** Materials provided **
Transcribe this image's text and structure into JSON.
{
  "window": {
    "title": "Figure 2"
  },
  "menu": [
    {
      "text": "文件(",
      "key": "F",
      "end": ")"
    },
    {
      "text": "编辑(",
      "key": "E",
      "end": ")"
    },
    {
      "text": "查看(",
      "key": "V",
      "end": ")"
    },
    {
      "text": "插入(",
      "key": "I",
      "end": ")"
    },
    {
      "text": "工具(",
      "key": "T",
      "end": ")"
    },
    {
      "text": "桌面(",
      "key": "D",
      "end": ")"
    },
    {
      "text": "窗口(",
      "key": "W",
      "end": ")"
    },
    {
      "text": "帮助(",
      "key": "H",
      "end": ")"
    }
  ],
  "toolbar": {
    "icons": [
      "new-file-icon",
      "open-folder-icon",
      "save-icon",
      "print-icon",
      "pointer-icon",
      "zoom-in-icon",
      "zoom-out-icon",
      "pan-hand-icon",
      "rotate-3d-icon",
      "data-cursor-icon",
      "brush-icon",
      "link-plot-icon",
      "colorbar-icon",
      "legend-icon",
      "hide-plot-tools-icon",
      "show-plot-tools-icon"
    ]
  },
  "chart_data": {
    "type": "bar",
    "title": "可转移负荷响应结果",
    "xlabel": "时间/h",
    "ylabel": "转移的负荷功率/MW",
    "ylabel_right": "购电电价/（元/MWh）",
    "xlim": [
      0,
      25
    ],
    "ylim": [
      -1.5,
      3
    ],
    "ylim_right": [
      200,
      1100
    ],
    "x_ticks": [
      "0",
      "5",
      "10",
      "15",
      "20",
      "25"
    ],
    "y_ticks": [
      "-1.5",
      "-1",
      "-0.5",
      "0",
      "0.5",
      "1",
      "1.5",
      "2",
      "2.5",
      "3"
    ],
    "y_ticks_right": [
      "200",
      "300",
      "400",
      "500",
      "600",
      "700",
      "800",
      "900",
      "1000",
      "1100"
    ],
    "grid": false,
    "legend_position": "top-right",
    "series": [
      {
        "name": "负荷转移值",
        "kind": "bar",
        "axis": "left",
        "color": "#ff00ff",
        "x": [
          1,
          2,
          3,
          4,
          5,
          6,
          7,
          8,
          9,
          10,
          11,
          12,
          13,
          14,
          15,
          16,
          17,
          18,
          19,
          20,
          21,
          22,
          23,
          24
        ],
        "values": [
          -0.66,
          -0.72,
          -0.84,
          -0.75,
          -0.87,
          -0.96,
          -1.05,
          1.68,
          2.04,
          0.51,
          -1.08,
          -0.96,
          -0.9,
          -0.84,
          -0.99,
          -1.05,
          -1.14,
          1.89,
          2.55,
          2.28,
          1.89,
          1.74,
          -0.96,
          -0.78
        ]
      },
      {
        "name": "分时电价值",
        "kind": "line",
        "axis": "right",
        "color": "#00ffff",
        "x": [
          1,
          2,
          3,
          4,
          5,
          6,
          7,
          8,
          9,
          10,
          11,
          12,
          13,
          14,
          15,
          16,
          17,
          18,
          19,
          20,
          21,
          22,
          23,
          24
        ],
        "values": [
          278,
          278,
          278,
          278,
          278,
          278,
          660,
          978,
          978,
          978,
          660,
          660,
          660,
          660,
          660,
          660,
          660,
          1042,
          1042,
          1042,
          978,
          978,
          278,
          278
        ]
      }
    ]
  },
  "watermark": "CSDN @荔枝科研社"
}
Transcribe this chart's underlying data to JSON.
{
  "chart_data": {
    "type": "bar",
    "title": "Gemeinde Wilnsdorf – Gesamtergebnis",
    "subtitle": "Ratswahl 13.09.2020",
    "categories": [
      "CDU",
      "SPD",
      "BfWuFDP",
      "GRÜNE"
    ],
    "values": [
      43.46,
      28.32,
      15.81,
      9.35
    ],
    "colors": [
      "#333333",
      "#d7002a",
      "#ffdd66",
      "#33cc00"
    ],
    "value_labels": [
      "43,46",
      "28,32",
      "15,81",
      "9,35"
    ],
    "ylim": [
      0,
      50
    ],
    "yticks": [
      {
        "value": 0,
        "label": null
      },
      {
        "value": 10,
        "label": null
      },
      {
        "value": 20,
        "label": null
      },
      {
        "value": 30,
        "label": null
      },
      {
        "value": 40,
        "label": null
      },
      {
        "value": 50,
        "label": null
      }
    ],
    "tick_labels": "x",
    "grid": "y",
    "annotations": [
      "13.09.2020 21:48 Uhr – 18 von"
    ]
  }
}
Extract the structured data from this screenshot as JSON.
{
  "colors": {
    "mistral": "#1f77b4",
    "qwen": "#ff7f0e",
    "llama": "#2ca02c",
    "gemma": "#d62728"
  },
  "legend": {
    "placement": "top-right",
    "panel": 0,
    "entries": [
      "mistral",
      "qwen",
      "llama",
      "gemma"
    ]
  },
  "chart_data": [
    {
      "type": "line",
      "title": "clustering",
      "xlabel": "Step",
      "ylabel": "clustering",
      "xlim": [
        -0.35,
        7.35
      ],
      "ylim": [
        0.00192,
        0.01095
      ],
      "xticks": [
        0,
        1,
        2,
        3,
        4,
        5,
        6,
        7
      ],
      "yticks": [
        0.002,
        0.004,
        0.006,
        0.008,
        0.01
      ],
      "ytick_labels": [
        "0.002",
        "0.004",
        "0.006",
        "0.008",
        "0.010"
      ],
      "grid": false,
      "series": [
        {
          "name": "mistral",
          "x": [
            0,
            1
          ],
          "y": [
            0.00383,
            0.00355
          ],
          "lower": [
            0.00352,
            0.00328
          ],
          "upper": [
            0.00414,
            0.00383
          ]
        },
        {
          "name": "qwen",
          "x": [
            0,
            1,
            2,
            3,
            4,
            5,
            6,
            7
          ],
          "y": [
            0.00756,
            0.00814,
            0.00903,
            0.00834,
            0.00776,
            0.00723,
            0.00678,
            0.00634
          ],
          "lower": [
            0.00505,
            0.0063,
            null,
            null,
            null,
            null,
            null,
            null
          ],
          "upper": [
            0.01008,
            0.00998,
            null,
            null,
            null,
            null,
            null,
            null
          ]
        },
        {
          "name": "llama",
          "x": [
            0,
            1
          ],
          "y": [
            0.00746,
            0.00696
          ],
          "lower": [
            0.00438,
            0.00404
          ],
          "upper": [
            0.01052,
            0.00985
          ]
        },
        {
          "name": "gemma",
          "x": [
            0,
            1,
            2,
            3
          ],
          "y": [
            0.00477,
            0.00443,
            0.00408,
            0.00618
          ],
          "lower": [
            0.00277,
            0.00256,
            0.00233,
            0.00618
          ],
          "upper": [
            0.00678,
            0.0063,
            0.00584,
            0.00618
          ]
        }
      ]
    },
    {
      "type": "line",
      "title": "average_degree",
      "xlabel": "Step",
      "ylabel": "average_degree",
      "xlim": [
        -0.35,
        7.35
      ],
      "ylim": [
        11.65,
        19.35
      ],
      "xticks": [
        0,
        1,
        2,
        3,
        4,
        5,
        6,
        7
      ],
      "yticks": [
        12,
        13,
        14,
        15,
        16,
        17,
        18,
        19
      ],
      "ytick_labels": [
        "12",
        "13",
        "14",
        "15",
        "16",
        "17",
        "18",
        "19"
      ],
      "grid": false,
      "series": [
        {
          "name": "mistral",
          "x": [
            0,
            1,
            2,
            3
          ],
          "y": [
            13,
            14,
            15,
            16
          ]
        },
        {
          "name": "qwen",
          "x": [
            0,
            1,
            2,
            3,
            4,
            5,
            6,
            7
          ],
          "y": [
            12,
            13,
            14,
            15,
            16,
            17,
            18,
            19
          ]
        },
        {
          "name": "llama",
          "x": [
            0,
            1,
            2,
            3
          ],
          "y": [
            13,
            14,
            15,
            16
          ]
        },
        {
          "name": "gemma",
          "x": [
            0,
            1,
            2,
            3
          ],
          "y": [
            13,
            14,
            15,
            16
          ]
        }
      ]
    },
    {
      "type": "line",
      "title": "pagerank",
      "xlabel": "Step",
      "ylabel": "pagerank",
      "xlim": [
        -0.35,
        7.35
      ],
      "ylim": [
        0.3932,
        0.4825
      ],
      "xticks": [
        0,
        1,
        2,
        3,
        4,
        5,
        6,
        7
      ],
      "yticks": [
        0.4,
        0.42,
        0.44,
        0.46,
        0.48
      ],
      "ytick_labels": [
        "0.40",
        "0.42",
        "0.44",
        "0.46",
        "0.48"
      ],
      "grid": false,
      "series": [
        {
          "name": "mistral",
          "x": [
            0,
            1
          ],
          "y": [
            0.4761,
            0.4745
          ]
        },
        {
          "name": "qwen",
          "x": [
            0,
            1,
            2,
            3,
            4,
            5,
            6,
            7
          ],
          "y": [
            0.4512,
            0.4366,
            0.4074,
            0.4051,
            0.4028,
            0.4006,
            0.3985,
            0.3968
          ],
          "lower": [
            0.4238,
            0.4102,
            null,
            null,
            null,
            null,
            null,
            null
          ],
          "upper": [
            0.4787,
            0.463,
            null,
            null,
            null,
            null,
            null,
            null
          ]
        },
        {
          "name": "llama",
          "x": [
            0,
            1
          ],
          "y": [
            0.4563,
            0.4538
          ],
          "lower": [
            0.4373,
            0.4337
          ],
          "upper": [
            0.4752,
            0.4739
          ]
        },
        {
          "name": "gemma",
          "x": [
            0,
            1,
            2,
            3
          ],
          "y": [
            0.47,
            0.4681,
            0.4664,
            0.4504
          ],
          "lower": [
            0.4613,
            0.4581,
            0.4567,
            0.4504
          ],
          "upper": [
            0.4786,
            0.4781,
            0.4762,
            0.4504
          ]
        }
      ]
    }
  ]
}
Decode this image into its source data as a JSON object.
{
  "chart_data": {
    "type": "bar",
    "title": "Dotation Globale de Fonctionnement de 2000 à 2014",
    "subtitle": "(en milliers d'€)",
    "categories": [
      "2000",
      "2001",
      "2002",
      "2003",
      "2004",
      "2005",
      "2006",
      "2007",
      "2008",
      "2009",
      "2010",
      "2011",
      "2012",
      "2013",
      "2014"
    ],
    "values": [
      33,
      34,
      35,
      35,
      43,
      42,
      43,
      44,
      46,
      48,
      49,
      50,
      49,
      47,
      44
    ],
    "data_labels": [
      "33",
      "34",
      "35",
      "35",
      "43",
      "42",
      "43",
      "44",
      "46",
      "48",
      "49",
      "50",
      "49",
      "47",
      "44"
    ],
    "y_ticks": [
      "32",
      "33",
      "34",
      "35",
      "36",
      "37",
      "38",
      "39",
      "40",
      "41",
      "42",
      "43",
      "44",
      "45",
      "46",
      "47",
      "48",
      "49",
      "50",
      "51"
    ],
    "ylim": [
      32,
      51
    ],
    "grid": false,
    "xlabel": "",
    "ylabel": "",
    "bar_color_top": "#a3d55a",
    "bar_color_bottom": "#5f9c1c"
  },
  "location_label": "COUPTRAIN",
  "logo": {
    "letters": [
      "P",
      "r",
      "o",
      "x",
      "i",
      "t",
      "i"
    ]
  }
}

** Direction **
Only a number is wanted: how many lines contain "JSON"?

** Task result **
4